Principle:Recommenders team Recommenders Spark Session Management

From Leeroopedia


Knowledge Sources
Domains Distributed Computing, Recommendation Systems, Infrastructure
Last Updated 2026-02-10 00:00 GMT

Overview

Managing distributed computing sessions involves initializing and reusing Spark sessions with proper memory, package, and configuration settings for scalable data processing.

Description

Apache Spark operates on a driver-executor architecture where a single SparkSession serves as the unified entry point to all Spark functionality. Before any distributed computation can take place, a session must be created (or an existing one retrieved) with the correct configuration:

  1. Application Identity: Each Spark application is identified by a name (e.g., "ALS_Recommender") that appears in the Spark UI and cluster manager logs. This name helps distinguish concurrent workloads on shared clusters.
  2. Master URL: The url parameter determines whether the application runs locally ("local[*]" uses all available CPU cores) or connects to a cluster manager (e.g., "spark://host:7077" for standalone, or "yarn" for Hadoop YARN).
  3. Memory Allocation: The driver process requires sufficient heap memory (controlled by spark.driver.memory) to hold broadcast variables, collected results, and metadata. Recommendation workloads typically require 10 GB or more due to large user-item matrices.
  4. Package Management: External Maven packages (e.g., SynapseML for Azure integrations) and JAR files can be injected at session creation time via PYSPARK_SUBMIT_ARGS.
  5. Session Reuse: Spark follows a singleton pattern where getOrCreate() returns the existing session if one is already active with the same application name, avoiding the overhead of re-initialization.

Recorded information:
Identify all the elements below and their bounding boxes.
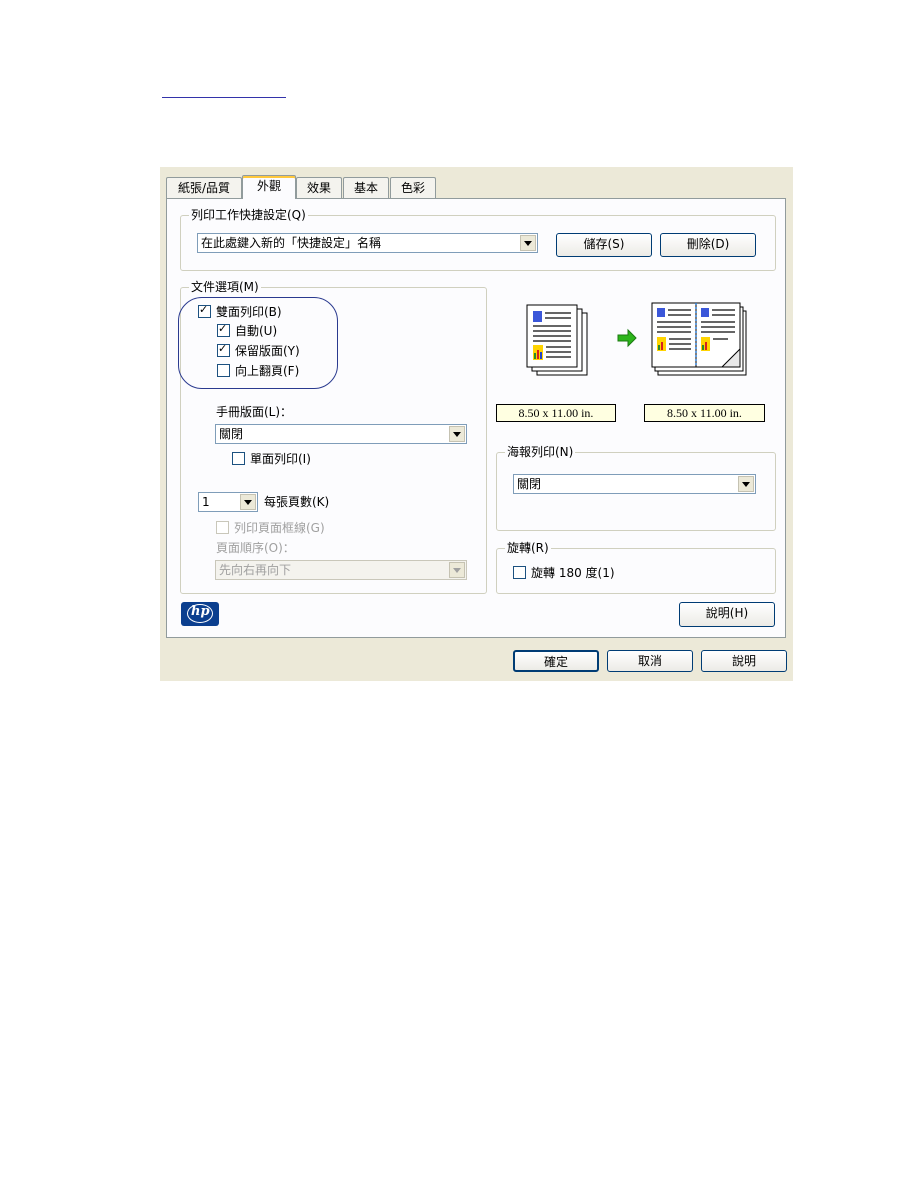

What to work on:
(A) Answer these about the Spark session management page:
(i) What example application name does it give?
(ii) What does the master URL "local[*]" use?
(iii) What does getOrCreate() return when a session with the same application name is already active?
(B) Resume the Spark session management page after its last numbered point on session reuse.
The listing comes from a different source than the Spark session management page.

Responses for each task:
(A)
(i) "ALS_Recommender"
(ii) All available CPU cores.
(iii) The existing session.

(B)
Proper session management is essential because misconfigured sessions lead to out-of-memory errors, package resolution failures, or silent performance degradation across the entire recommendation pipeline.

Usage

Use this principle at the very start of any Spark-based recommendation workflow. It is the first step before loading data, training models, or computing evaluation metrics. The session should be created once and passed to all downstream functions that require a Spark context.

Theoretical Basis

The SparkSession abstraction unifies the older SparkContext, SQLContext, and HiveContext into a single entry point. The initialization follows a builder pattern:

1. Set application name and master URL
2. Apply configuration key-value pairs:
   - spark.driver.memory = "10g"
   - spark.executor.extraJavaOptions = "-Xss4m"
   - spark.driver.extraJavaOptions = "-Xss4m"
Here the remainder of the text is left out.